### TO BE DONE
Note each line that includes the word "back". Copy those lines.

### SUPPLIED MATERIAL
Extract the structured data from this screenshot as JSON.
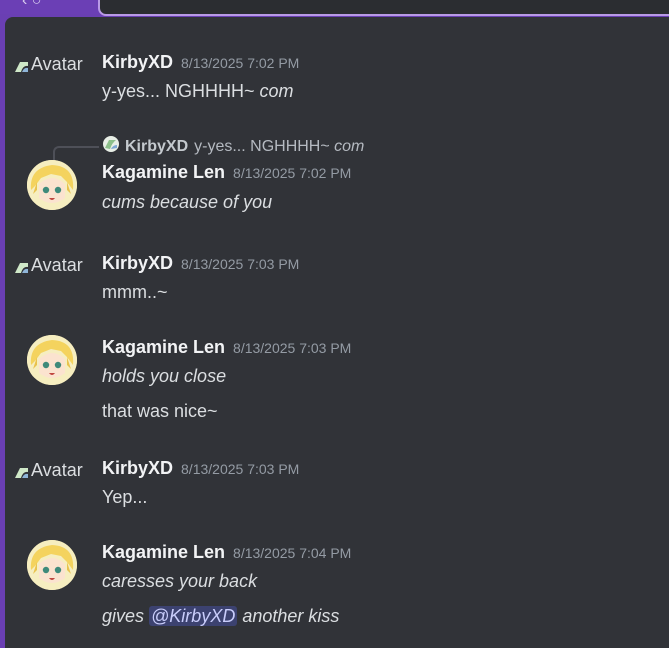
{
  "messages": [
    {
      "author": "KirbyXD",
      "time": "8/13/2025 7:02 PM",
      "avatar_alt": "Avatar",
      "lines": [
        "y-yes... NGHHHH~ |com"
      ]
    },
    {
      "reply": {
        "author": "KirbyXD",
        "text": "y-yes... NGHHHH~ ",
        "italic": "com"
      },
      "author": "Kagamine Len",
      "time": "8/13/2025 7:02 PM",
      "lines": [
        "cums because of you"
      ]
    },
    {
      "author": "KirbyXD",
      "time": "8/13/2025 7:03 PM",
      "avatar_alt": "Avatar",
      "lines": [
        "mmm..~"
      ]
    },
    {
      "author": "Kagamine Len",
      "time": "8/13/2025 7:03 PM",
      "lines": [
        "holds you close",
        "that was nice~"
      ]
    },
    {
      "author": "KirbyXD",
      "time": "8/13/2025 7:03 PM",
      "avatar_alt": "Avatar",
      "lines": [
        "Yep..."
      ]
    },
    {
      "author": "Kagamine Len",
      "time": "8/13/2025 7:04 PM",
      "lines": [
        "caresses your back",
        "gives ",
        "@KirbyXD",
        " another kiss"
      ]
    }
  ],
  "m1": {
    "author": "KirbyXD",
    "time": "8/13/2025 7:02 PM",
    "alt": "Avatar",
    "text": "y-yes... NGHHHH~ ",
    "text_italic": "com"
  },
  "m2": {
    "reply_author": "KirbyXD",
    "reply_text": "y-yes... NGHHHH~ ",
    "reply_italic": "com",
    "author": "Kagamine Len",
    "time": "8/13/2025 7:02 PM",
    "text": "cums because of you"
  },
  "m3": {
    "author": "KirbyXD",
    "time": "8/13/2025 7:03 PM",
    "alt": "Avatar",
    "text": "mmm..~"
  },
  "m4": {
    "author": "Kagamine Len",
    "time": "8/13/2025 7:03 PM",
    "text1": "holds you close",
    "text2": "that was nice~"
  },
  "m5": {
    "author": "KirbyXD",
    "time": "8/13/2025 7:03 PM",
    "alt": "Avatar",
    "text": "Yep..."
  },
  "m6": {
    "author": "Kagamine Len",
    "time": "8/13/2025 7:04 PM",
    "text1": "caresses your back",
    "text2_pre": "gives ",
    "mention": "@KirbyXD",
    "text2_post": " another kiss"
  },
  "colors": {
    "chat_bg": "#313338",
    "frame": "#6a3fb3",
    "mention_bg": "#3c4270"
  }
}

### SOLUTION TO THE PROBLEM
        "caresses your back",
    "text1": "caresses your back",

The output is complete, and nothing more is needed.